----- SUPPLIED RECORDS -----
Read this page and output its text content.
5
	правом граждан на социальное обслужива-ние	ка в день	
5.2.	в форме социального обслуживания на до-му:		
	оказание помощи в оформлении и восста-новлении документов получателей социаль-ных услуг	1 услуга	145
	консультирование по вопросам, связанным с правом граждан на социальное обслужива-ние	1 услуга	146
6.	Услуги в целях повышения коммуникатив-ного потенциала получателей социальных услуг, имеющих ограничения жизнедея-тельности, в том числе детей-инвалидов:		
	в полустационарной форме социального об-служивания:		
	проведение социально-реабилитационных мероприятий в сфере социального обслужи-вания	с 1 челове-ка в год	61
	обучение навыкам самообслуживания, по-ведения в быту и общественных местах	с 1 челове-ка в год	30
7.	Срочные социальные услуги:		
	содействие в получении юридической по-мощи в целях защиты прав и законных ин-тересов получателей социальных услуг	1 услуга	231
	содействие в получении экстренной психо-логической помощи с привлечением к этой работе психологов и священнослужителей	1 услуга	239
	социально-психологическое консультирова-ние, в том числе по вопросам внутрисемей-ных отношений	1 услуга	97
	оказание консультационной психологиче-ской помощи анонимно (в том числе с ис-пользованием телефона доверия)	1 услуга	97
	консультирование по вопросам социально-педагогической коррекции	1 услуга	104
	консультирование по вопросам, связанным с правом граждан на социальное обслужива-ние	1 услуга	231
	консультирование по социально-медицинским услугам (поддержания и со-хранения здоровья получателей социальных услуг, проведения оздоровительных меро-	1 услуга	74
-----
----- SUPPLIED RECORDS -----
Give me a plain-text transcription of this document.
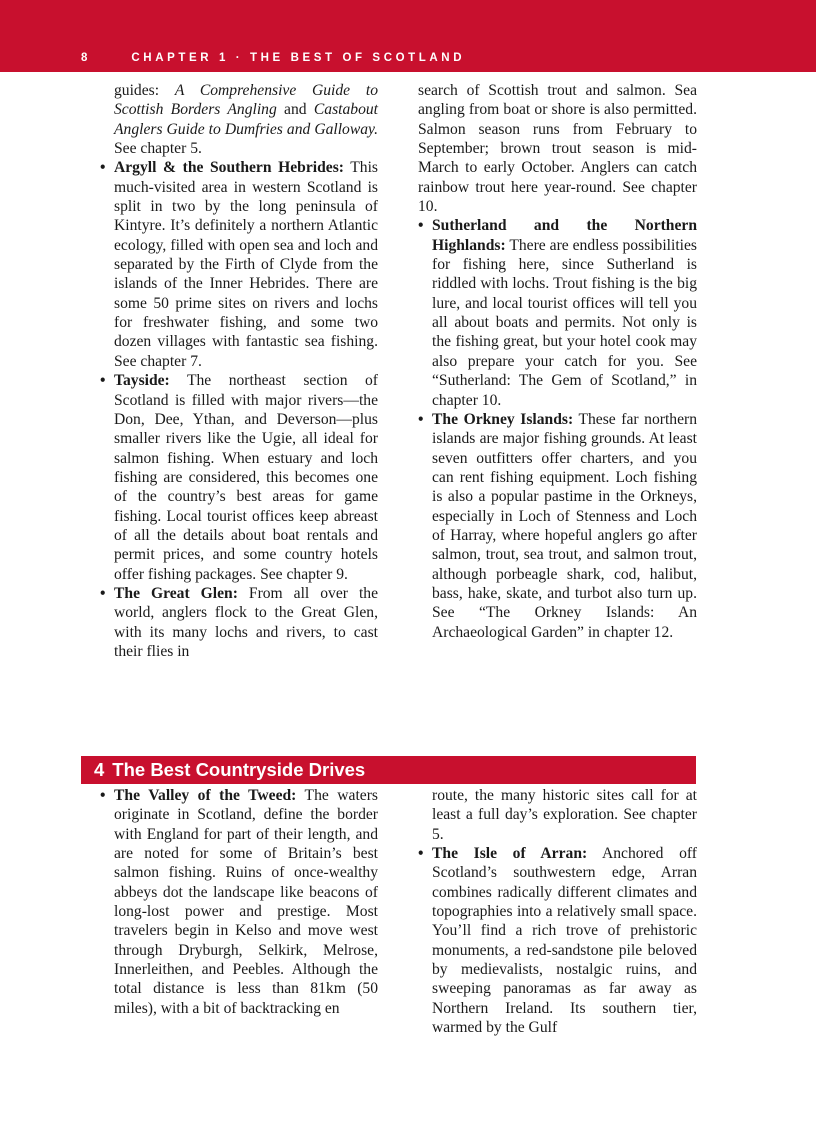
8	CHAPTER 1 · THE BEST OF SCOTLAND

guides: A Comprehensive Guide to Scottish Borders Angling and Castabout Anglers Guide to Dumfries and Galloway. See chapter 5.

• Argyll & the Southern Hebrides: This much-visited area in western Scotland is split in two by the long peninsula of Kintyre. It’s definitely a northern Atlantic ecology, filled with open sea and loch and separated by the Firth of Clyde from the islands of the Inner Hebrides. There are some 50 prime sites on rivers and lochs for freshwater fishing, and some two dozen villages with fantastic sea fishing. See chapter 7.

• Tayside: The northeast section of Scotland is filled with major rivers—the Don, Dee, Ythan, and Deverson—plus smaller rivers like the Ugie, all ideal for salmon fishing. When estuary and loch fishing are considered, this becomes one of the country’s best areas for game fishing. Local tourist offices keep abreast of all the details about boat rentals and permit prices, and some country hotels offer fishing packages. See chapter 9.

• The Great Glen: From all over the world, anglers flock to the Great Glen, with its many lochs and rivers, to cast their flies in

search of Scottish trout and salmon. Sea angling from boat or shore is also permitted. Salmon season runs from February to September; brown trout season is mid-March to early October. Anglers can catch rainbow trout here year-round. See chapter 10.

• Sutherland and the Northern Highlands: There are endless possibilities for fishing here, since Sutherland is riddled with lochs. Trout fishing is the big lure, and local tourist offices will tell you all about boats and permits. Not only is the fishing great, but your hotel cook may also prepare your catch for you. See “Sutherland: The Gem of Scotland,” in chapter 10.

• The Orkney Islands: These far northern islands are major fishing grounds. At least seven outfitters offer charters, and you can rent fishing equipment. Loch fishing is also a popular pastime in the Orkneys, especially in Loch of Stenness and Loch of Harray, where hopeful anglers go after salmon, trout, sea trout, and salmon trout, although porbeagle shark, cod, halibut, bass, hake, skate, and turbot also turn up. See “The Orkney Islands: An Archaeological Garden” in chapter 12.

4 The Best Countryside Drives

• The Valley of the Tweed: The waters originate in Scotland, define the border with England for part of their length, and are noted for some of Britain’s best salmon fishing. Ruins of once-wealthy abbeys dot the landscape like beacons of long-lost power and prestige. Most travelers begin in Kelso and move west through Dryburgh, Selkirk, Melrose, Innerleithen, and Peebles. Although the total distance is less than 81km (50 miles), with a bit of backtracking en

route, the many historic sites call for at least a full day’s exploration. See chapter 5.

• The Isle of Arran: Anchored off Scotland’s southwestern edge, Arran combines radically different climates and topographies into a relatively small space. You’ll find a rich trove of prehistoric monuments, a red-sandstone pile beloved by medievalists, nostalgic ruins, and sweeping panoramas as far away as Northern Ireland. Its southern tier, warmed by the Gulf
-----
YOUR OBJECTIVE: Using the material above, gather every line that includes "catch".

COMPLETED TASK:
search of Scottish trout and salmon. Sea angling from boat or shore is also permitted. Salmon season runs from February to September; brown trout season is mid-March to early October. Anglers can catch rainbow trout here year-round. See chapter 10.
• Sutherland and the Northern Highlands: There are endless possibilities for fishing here, since Sutherland is riddled with lochs. Trout fishing is the big lure, and local tourist offices will tell you all about boats and permits. Not only is the fishing great, but your hotel cook may also prepare your catch for you. See “Sutherland: The Gem of Scotland,” in chapter 10.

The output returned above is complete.